■ THE REQUEST
Are you able to retype all the records below exactly?

┌──

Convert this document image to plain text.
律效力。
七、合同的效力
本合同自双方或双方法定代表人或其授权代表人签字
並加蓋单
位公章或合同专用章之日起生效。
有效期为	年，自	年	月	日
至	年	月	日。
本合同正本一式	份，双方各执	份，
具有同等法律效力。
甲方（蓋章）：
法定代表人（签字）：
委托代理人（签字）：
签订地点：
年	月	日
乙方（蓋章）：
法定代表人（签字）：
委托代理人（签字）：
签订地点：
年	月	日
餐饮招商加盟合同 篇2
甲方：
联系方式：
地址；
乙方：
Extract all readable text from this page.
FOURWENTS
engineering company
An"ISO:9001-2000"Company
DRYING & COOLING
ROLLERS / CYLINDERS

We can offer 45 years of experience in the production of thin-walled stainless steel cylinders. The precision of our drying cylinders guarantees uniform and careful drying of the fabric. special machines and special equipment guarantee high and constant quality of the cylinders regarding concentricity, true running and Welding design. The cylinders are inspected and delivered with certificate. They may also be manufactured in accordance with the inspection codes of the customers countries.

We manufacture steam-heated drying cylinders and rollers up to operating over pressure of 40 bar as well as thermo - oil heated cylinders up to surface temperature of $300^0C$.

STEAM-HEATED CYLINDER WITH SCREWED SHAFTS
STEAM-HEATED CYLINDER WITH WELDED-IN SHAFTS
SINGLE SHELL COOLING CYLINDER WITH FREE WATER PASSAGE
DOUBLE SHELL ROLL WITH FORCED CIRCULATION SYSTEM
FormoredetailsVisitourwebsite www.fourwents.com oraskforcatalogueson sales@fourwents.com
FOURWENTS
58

└──

■ OUTPUT OF THE EXERCISE
Convert this document image to plain text.
律效力。
七、合同的效力
本合同自双方或双方法定代表人或其授权代表人签字
並加蓋单
位公章或合同专用章之日起生效。
有效期为	年，自	年	月	日
至	年	月	日。
本合同正本一式	份，双方各执	份，
具有同等法律效力。
甲方（蓋章）：
法定代表人（签字）：
委托代理人（签字）：
签订地点：
年	月	日
乙方（蓋章）：
法定代表人（签字）：
委托代理人（签字）：
签订地点：
年	月	日
餐饮招商加盟合同 篇2
甲方：
联系方式：
地址；
乙方：
Extract all readable text from this page.
FOURWENTS
engineering company
An"ISO:9001-2000"Company
DRYING & COOLING
ROLLERS / CYLINDERS

We can offer 45 years of experience in the production of thin-walled stainless steel cylinders. The precision of our drying cylinders guarantees uniform and careful drying of the fabric. special machines and special equipment guarantee high and constant quality of the cylinders regarding concentricity, true running and Welding design. The cylinders are inspected and delivered with certificate. They may also be manufactured in accordance with the inspection codes of the customers countries.

We manufacture steam-heated drying cylinders and rollers up to operating over pressure of 40 bar as well as thermo - oil heated cylinders up to surface temperature of $300^0C$.

STEAM-HEATED CYLINDER WITH SCREWED SHAFTS
STEAM-HEATED CYLINDER WITH WELDED-IN SHAFTS
SINGLE SHELL COOLING CYLINDER WITH FREE WATER PASSAGE
DOUBLE SHELL ROLL WITH FORCED CIRCULATION SYSTEM
FormoredetailsVisitourwebsite www.fourwents.com oraskforcatalogueson sales@fourwents.com
FOURWENTS
58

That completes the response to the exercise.